-- BEGIN --
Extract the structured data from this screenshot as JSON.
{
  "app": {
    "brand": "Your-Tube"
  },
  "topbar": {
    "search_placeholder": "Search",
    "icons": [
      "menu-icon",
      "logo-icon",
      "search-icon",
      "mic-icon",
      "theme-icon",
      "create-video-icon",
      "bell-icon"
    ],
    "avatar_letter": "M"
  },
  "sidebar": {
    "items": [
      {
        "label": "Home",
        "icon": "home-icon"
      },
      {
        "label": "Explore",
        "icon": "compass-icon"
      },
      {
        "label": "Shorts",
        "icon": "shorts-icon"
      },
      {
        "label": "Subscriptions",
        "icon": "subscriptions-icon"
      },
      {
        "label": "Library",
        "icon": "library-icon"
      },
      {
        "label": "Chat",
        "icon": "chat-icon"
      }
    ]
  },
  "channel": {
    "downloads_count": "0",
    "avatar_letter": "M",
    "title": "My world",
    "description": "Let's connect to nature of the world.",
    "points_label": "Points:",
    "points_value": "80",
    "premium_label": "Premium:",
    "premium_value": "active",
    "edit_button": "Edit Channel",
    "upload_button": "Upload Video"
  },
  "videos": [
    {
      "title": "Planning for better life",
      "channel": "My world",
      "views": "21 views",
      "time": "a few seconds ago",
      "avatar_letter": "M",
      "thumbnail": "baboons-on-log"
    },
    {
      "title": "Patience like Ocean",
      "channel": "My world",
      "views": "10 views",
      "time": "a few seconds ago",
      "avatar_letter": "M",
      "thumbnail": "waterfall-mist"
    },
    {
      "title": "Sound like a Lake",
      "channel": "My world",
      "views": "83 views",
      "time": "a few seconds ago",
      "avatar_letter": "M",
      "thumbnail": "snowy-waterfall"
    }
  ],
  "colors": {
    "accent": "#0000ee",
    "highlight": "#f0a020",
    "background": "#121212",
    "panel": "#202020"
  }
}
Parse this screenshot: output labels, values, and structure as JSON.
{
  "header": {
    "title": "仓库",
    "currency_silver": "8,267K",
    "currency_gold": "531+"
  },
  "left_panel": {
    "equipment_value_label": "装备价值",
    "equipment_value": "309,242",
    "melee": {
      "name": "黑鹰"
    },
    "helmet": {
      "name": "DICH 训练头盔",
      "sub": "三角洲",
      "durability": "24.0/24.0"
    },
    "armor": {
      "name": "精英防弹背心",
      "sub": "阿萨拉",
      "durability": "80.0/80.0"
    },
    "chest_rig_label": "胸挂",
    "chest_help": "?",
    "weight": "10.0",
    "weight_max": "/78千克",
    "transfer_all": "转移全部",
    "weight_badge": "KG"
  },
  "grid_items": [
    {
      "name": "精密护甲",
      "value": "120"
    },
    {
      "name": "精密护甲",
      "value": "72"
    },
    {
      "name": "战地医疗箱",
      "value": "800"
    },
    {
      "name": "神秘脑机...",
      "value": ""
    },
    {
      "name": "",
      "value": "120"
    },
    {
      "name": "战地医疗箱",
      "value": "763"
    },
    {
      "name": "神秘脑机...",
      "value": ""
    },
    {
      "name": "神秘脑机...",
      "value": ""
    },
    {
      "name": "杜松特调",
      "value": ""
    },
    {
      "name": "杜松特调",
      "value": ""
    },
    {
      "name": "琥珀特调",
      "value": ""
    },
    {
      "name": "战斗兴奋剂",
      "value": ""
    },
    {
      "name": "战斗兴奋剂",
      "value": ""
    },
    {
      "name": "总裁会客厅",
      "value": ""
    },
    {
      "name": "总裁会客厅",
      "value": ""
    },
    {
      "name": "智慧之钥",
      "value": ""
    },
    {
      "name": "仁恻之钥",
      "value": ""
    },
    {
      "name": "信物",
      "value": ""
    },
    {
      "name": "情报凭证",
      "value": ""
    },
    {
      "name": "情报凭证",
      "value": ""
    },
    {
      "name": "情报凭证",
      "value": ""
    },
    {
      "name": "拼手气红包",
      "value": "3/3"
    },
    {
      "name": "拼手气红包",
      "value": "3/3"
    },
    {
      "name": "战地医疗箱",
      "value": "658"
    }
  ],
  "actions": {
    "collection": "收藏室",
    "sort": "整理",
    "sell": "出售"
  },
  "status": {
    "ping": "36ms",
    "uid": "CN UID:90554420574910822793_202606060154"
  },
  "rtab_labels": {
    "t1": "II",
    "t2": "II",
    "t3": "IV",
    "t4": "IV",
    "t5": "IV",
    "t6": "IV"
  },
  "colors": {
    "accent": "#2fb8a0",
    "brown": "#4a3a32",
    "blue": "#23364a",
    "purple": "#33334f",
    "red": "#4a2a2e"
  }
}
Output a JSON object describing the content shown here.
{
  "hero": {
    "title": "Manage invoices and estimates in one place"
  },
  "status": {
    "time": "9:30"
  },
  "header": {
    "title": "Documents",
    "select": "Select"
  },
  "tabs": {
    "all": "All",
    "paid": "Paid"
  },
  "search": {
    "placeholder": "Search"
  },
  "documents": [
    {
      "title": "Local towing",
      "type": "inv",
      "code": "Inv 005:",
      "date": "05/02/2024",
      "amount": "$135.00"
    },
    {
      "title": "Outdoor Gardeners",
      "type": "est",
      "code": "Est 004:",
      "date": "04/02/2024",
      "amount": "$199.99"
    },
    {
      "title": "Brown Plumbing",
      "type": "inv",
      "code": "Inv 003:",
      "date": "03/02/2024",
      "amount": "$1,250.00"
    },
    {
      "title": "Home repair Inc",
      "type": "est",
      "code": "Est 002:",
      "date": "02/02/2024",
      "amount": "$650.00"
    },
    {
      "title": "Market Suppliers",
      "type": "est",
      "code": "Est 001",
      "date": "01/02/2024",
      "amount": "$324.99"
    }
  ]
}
-- END --
> What you need to do
Every entry should be output exactly as written, please.

> Reply to the task
Extract the structured data from this screenshot as JSON.
{
  "app": {
    "brand": "Your-Tube"
  },
  "topbar": {
    "search_placeholder": "Search",
    "icons": [
      "menu-icon",
      "logo-icon",
      "search-icon",
      "mic-icon",
      "theme-icon",
      "create-video-icon",
      "bell-icon"
    ],
    "avatar_letter": "M"
  },
  "sidebar": {
    "items": [
      {
        "label": "Home",
        "icon": "home-icon"
      },
      {
        "label": "Explore",
        "icon": "compass-icon"
      },
      {
        "label": "Shorts",
        "icon": "shorts-icon"
      },
      {
        "label": "Subscriptions",
        "icon": "subscriptions-icon"
      },
      {
        "label": "Library",
        "icon": "library-icon"
      },
      {
        "label": "Chat",
        "icon": "chat-icon"
      }
    ]
  },
  "channel": {
    "downloads_count": "0",
    "avatar_letter": "M",
    "title": "My world",
    "description": "Let's connect to nature of the world.",
    "points_label": "Points:",
    "points_value": "80",
    "premium_label": "Premium:",
    "premium_value": "active",
    "edit_button": "Edit Channel",
    "upload_button": "Upload Video"
  },
  "videos": [
    {
      "title": "Planning for better life",
      "channel": "My world",
      "views": "21 views",
      "time": "a few seconds ago",
      "avatar_letter": "M",
      "thumbnail": "baboons-on-log"
    },
    {
      "title": "Patience like Ocean",
      "channel": "My world",
      "views": "10 views",
      "time": "a few seconds ago",
      "avatar_letter": "M",
      "thumbnail": "waterfall-mist"
    },
    {
      "title": "Sound like a Lake",
      "channel": "My world",
      "views": "83 views",
      "time": "a few seconds ago",
      "avatar_letter": "M",
      "thumbnail": "snowy-waterfall"
    }
  ],
  "colors": {
    "accent": "#0000ee",
    "highlight": "#f0a020",
    "background": "#121212",
    "panel": "#202020"
  }
}
Parse this screenshot: output labels, values, and structure as JSON.
{
  "header": {
    "title": "仓库",
    "currency_silver": "8,267K",
    "currency_gold": "531+"
  },
  "left_panel": {
    "equipment_value_label": "装备价值",
    "equipment_value": "309,242",
    "melee": {
      "name": "黑鹰"
    },
    "helmet": {
      "name": "DICH 训练头盔",
      "sub": "三角洲",
      "durability": "24.0/24.0"
    },
    "armor": {
      "name": "精英防弹背心",
      "sub": "阿萨拉",
      "durability": "80.0/80.0"
    },
    "chest_rig_label": "胸挂",
    "chest_help": "?",
    "weight": "10.0",
    "weight_max": "/78千克",
    "transfer_all": "转移全部",
    "weight_badge": "KG"
  },
  "grid_items": [
    {
      "name": "精密护甲",
      "value": "120"
    },
    {
      "name": "精密护甲",
      "value": "72"
    },
    {
      "name": "战地医疗箱",
      "value": "800"
    },
    {
      "name": "神秘脑机...",
      "value": ""
    },
    {
      "name": "",
      "value": "120"
    },
    {
      "name": "战地医疗箱",
      "value": "763"
    },
    {
      "name": "神秘脑机...",
      "value": ""
    },
    {
      "name": "神秘脑机...",
      "value": ""
    },
    {
      "name": "杜松特调",
      "value": ""
    },
    {
      "name": "杜松特调",
      "value": ""
    },
    {
      "name": "琥珀特调",
      "value": ""
    },
    {
      "name": "战斗兴奋剂",
      "value": ""
    },
    {
      "name": "战斗兴奋剂",
      "value": ""
    },
    {
      "name": "总裁会客厅",
      "value": ""
    },
    {
      "name": "总裁会客厅",
      "value": ""
    },
    {
      "name": "智慧之钥",
      "value": ""
    },
    {
      "name": "仁恻之钥",
      "value": ""
    },
    {
      "name": "信物",
      "value": ""
    },
    {
      "name": "情报凭证",
      "value": ""
    },
    {
      "name": "情报凭证",
      "value": ""
    },
    {
      "name": "情报凭证",
      "value": ""
    },
    {
      "name": "拼手气红包",
      "value": "3/3"
    },
    {
      "name": "拼手气红包",
      "value": "3/3"
    },
    {
      "name": "战地医疗箱",
      "value": "658"
    }
  ],
  "actions": {
    "collection": "收藏室",
    "sort": "整理",
    "sell": "出售"
  },
  "status": {
    "ping": "36ms",
    "uid": "CN UID:90554420574910822793_202606060154"
  },
  "rtab_labels": {
    "t1": "II",
    "t2": "II",
    "t3": "IV",
    "t4": "IV",
    "t5": "IV",
    "t6": "IV"
  },
  "colors": {
    "accent": "#2fb8a0",
    "brown": "#4a3a32",
    "blue": "#23364a",
    "purple": "#33334f",
    "red": "#4a2a2e"
  }
}
Output a JSON object describing the content shown here.
{
  "hero": {
    "title": "Manage invoices and estimates in one place"
  },
  "status": {
    "time": "9:30"
  },
  "header": {
    "title": "Documents",
    "select": "Select"
  },
  "tabs": {
    "all": "All",
    "paid": "Paid"
  },
  "search": {
    "placeholder": "Search"
  },
  "documents": [
    {
      "title": "Local towing",
      "type": "inv",
      "code": "Inv 005:",
      "date": "05/02/2024",
      "amount": "$135.00"
    },
    {
      "title": "Outdoor Gardeners",
      "type": "est",
      "code": "Est 004:",
      "date": "04/02/2024",
      "amount": "$199.99"
    },
    {
      "title": "Brown Plumbing",
      "type": "inv",
      "code": "Inv 003:",
      "date": "03/02/2024",
      "amount": "$1,250.00"
    },
    {
      "title": "Home repair Inc",
      "type": "est",
      "code": "Est 002:",
      "date": "02/02/2024",
      "amount": "$650.00"
    },
    {
      "title": "Market Suppliers",
      "type": "est",
      "code": "Est 001",
      "date": "01/02/2024",
      "amount": "$324.99"
    }
  ]
}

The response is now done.